━━━ Dataset entries ━━━
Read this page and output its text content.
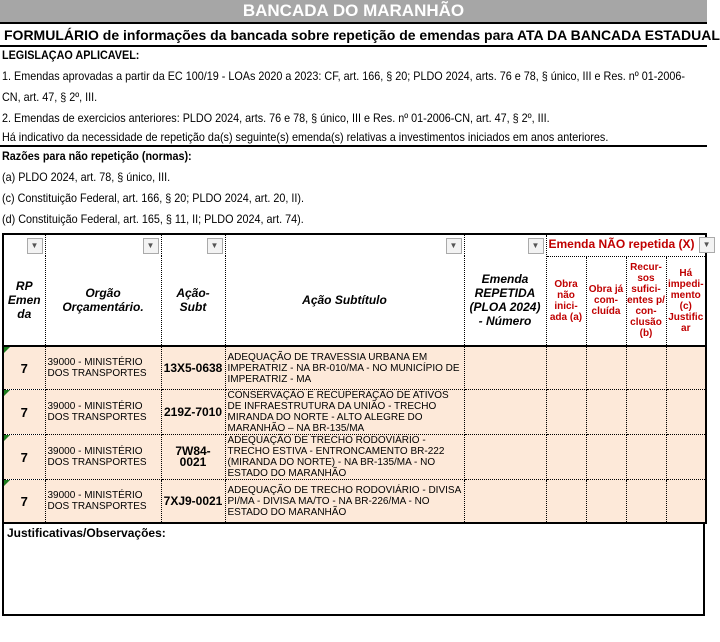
BANCADA DO MARANHÃO
FORMULÁRIO de informações da bancada sobre repetição de emendas para ATA DA BANCADA ESTADUAL
LEGISLAÇAO APLICAVEL:
1. Emendas aprovadas a partir da EC 100/19 - LOAs 2020 a 2023: CF, art. 166, § 20; PLDO 2024, arts. 76 e 78, § único, III e Res. nº 01-2006-
CN, art. 47, § 2º, III.
2. Emendas de exercicios anteriores: PLDO 2024, arts. 76 e 78, § único, III e Res. nº 01-2006-CN, art. 47, § 2º, III.
Há indicativo da necessidade de repetição da(s) seguinte(s) emenda(s) relativas a investimentos iniciados em anos anteriores.
Razões para não repetição (normas):
(a) PLDO 2024, art. 78, § único, III.
(c) Constituição Federal, art. 166, § 20; PLDO 2024, art. 20, II).
(d) Constituição Federal, art. 165, § 11, II; PLDO 2024, art. 74).
▼
RP Emen da	▼
Orgão Orçamentário.	▼
Ação-Subt	▼
Ação Subtítulo	▼
Emenda REPETIDA (PLOA 2024) - Número	Emenda NÃO repetida (X) ▼			
					Obra não inici- ada (a)	Obra já com- cluída	Recur- sos sufici- entes p/ con- clusão (b)	Há impedi- mento (c) Justific ar
7	39000 - MINISTÉRIO DOS TRANSPORTES	13X5-0638	ADEQUAÇÃO DE TRAVESSIA URBANA EM IMPERATRIZ - NA BR-010/MA - NO MUNICÍPIO DE IMPERATRIZ - MA					
7	39000 - MINISTÉRIO DOS TRANSPORTES	219Z-7010	CONSERVAÇÃO E RECUPERAÇÃO DE ATIVOS DE INFRAESTRUTURA DA UNIÃO - TRECHO MIRANDA DO NORTE - ALTO ALEGRE DO MARANHÃO – NA BR-135/MA					
7	39000 - MINISTÉRIO DOS TRANSPORTES	7W84-0021	ADEQUAÇÃO DE TRECHO RODOVIÁRIO - TRECHO ESTIVA - ENTRONCAMENTO BR-222 (MIRANDA DO NORTE) - NA BR-135/MA - NO ESTADO DO MARANHÃO					
7	39000 - MINISTÉRIO DOS TRANSPORTES	7XJ9-0021	ADEQUAÇÃO DE TRECHO RODOVIÁRIO - DIVISA PI/MA - DIVISA MA/TO - NA BR-226/MA - NO ESTADO DO MARANHÃO					
Justificativas/Observações:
━━━
Job: Reproduce each entry precisely. Leave the pictures out.

Expected answer:
Read this page and output its text content.
BANCADA DO MARANHÃO
FORMULÁRIO de informações da bancada sobre repetição de emendas para ATA DA BANCADA ESTADUAL
LEGISLAÇAO APLICAVEL:
1. Emendas aprovadas a partir da EC 100/19 - LOAs 2020 a 2023: CF, art. 166, § 20; PLDO 2024, arts. 76 e 78, § único, III e Res. nº 01-2006-
CN, art. 47, § 2º, III.
2. Emendas de exercicios anteriores: PLDO 2024, arts. 76 e 78, § único, III e Res. nº 01-2006-CN, art. 47, § 2º, III.
Há indicativo da necessidade de repetição da(s) seguinte(s) emenda(s) relativas a investimentos iniciados em anos anteriores.
Razões para não repetição (normas):
(a) PLDO 2024, art. 78, § único, III.
(c) Constituição Federal, art. 166, § 20; PLDO 2024, art. 20, II).
(d) Constituição Federal, art. 165, § 11, II; PLDO 2024, art. 74).
▼
RP Emen da	▼
Orgão Orçamentário.	▼
Ação-Subt	▼
Ação Subtítulo	▼
Emenda REPETIDA (PLOA 2024) - Número	Emenda NÃO repetida (X) ▼			
					Obra não inici- ada (a)	Obra já com- cluída	Recur- sos sufici- entes p/ con- clusão (b)	Há impedi- mento (c) Justific ar
7	39000 - MINISTÉRIO DOS TRANSPORTES	13X5-0638	ADEQUAÇÃO DE TRAVESSIA URBANA EM IMPERATRIZ - NA BR-010/MA - NO MUNICÍPIO DE IMPERATRIZ - MA					
7	39000 - MINISTÉRIO DOS TRANSPORTES	219Z-7010	CONSERVAÇÃO E RECUPERAÇÃO DE ATIVOS DE INFRAESTRUTURA DA UNIÃO - TRECHO MIRANDA DO NORTE - ALTO ALEGRE DO MARANHÃO – NA BR-135/MA					
7	39000 - MINISTÉRIO DOS TRANSPORTES	7W84-0021	ADEQUAÇÃO DE TRECHO RODOVIÁRIO - TRECHO ESTIVA - ENTRONCAMENTO BR-222 (MIRANDA DO NORTE) - NA BR-135/MA - NO ESTADO DO MARANHÃO					
7	39000 - MINISTÉRIO DOS TRANSPORTES	7XJ9-0021	ADEQUAÇÃO DE TRECHO RODOVIÁRIO - DIVISA PI/MA - DIVISA MA/TO - NA BR-226/MA - NO ESTADO DO MARANHÃO					
Justificativas/Observações:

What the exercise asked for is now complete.